JOBS:
• 1. Lay out the records from their first line through the line holding "candle-body: [196, 176, 199, 182]", inclusive, as a JSON list of strings with one string per line and blank lines omitted.
• 2. Carry on the lipidomics notebook text from the point where it stops.

TEXT EXTRACT:

# Automated Multiple Reaction Monitoring (MRM)-profiling and Ozone Electrospray Ionizaton (OzESI)-MRM Informatics Platform for High-throughput Lipidomics


In this jupyter notebook you will automate the data analysis of the lipidome. This is a challenging problem to perform manually due to the diverse nature of lipids and the many potential isomers. In this notebook you will analyze mzML files containing data from lipid MRMs, with ozone off and ozone on. The goal is to identify possible double-bond locations in a lipid, in this case a TAG (triacylglycerols).

In [1]:
from IPython.display import Image

![title](Figures/agilent_lcms.png)

The examples shown here were run on an Agilent 6495C Triple Quadrupole LC/MS (example shown above) that has been connected to an ozone line (not shown in picture) for ozoneolysis of lipids.

![title](Figures/TAG_example.png)
Here is an example of a TAG. Notice how many possibilities there are for locations of one double-bond there could be and how convoluted the analysis can become! This image is obtained from LipidMaps.org

Import all necessary libraries

In [2]:
#Import all the necessary libraries
import pymzml
import csv
import os
import pandas as pd
import numpy as np
import math
from matplotlib import pyplot as plt
import re
import plotly.express as px
from collections import defaultdict



No module named 'ms_deisotope._c.averagine' averagine
No module named 'ms_deisotope._c.scoring'
No module named 'ms_deisotope._c.deconvoluter_base'
No module named 'ms_deisotope._c.deconvoluter_base'
No module named 'ms_deisotope._c.deconvoluter_base'


In [3]:
###Importing Variables for all functions

data_base_name_location = 'lipid_database/Lipid_Database.xlsx'####Lipid database with Standard Carnitines
mzml_folder = './data_mzml/04-29-2023_mzml/test/'
tolerance = 0.3
remove_std = True

# Example usage:
folder_name_to_save = 'TEST_04-29-2023_v3'
file_name_to_save = 'TEST_04-29-2023_v3'
save_data= True





Lipid MRM Parsing and Matching Functions

In [6]:

###All functions

#Function to read in MRM database
#Option to remove STDs from database##Not finished need option to use another database with no qualitative ACs


def read_mrm_list(filename,remove_std = True):
    mrm_list_new = pd.read_excel(filename, sheet_name=None)
    mrm_list_new = pd.concat(mrm_list_new, ignore_index=True)
    mrm_list_offical = mrm_list_new[['Compound Name', 'Parent Ion', 'Product Ion', 'Class']]
    # Add underscore to middle of columns names
    mrm_list_offical.columns = mrm_list_offical.columns.str.replace(' ', '_')

GIVEN INFORMATION:
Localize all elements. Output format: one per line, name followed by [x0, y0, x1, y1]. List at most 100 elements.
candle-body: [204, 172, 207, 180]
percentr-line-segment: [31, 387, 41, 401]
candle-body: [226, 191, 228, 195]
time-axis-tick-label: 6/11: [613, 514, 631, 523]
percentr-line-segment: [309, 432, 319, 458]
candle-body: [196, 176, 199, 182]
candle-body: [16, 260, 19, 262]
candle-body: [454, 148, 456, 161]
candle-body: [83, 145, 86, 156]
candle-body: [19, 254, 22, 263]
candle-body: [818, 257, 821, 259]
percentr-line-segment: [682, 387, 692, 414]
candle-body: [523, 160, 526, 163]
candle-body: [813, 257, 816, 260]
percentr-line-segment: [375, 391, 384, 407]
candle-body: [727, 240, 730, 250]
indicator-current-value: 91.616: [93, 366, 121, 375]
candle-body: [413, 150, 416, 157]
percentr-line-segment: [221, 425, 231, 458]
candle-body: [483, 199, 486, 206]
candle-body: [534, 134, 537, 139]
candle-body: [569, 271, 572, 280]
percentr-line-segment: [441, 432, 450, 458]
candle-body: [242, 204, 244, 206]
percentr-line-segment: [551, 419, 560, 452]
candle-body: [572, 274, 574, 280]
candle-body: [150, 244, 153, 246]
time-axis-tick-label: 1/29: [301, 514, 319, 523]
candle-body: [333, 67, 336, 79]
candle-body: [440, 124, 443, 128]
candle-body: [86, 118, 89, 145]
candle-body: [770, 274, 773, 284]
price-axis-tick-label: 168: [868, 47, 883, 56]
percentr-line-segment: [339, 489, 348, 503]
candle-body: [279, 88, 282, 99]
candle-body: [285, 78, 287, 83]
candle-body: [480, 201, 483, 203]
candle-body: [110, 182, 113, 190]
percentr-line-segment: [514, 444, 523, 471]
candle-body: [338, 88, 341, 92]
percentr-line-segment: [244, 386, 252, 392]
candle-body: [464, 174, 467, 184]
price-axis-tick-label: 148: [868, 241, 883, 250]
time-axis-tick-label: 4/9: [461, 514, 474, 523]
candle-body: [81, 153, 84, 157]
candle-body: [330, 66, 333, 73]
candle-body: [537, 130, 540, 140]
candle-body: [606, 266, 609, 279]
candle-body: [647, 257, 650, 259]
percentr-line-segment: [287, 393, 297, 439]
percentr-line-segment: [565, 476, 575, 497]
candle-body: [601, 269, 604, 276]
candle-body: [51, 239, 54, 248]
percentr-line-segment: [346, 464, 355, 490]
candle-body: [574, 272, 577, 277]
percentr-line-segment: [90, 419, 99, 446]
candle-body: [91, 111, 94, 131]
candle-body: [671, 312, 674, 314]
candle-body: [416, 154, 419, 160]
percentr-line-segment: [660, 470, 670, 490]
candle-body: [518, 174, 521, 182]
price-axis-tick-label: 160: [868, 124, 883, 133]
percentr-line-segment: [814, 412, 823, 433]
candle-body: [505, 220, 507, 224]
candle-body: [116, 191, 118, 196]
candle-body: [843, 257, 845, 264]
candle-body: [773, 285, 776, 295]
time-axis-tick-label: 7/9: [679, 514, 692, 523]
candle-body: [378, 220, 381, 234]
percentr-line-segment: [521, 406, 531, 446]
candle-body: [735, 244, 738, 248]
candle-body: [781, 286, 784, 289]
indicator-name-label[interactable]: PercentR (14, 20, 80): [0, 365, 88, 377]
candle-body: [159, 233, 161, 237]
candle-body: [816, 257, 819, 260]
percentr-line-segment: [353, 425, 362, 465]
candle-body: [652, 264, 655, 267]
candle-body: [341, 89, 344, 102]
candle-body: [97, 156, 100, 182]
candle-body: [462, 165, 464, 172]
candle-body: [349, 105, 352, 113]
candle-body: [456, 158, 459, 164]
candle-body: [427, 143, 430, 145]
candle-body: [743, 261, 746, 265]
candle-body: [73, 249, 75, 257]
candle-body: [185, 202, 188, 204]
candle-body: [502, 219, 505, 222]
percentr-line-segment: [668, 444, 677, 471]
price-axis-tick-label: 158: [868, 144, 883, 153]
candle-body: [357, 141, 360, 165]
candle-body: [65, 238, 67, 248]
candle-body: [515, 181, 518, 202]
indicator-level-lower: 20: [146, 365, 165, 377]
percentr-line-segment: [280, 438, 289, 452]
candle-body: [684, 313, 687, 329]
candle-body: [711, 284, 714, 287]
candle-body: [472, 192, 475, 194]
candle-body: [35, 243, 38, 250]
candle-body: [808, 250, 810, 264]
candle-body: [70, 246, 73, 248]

EXERCISE RESULTS:
• 1.
[
  "Localize all elements. Output format: one per line, name followed by [x0, y0, x1, y1]. List at most 100 elements.",
  "candle-body: [204, 172, 207, 180]",
  "percentr-line-segment: [31, 387, 41, 401]",
  "candle-body: [226, 191, 228, 195]",
  "time-axis-tick-label: 6/11: [613, 514, 631, 523]",
  "percentr-line-segment: [309, 432, 319, 458]",
  "candle-body: [196, 176, 199, 182]"
]

• 2.
    # Round Parent Ion and Product Ion to 1 decimal place
    mrm_list_offical['Parent_Ion'] = np.round(mrm_list_offical['Parent_Ion'],1)
    mrm_list_offical['Product_Ion'] = np.round(mrm_list_offical['Product_Ion'],1)
    # Create transition column by combining Parent Ion and Product Ion with arrow between numbers
    mrm_list_offical['Transition'] = mrm_list_offical['Parent_Ion'].astype(str) + ' -> ' + mrm_list_offical['Product_Ion'].astype(str)
    # Change column compound name to lipid
    mrm_list_offical = mrm_list_offical.rename(columns={'Compound_Name': 'Lipid'})
    # Make a column called Class match lipid column to lipid types
    if remove_std == True:
        lipid_class = mrm_list_offical['Class'].unique()
        lipid_class_to_keep = ['PS','PG','CE','PC', 'DAG', 'PE', 'TAG', 'FA', 'Cer', 'CAR', 'PI','SM']
        mrm_list_offical = mrm_list_offical[mrm_list_offical['Class'].isin(lipid_class_to_keep)]
    return mrm_list_offical

#OzESI
OzESI_time = {}
def mzml_parser(file_name):
    df = pd.DataFrame(columns=['Lipid','Parent_Ion','Product_Ion','Intensity','Transition','Class','Sample_ID'])
    data_folder = os.listdir(file_name) #Path to the mzml files
    data_folder.sort()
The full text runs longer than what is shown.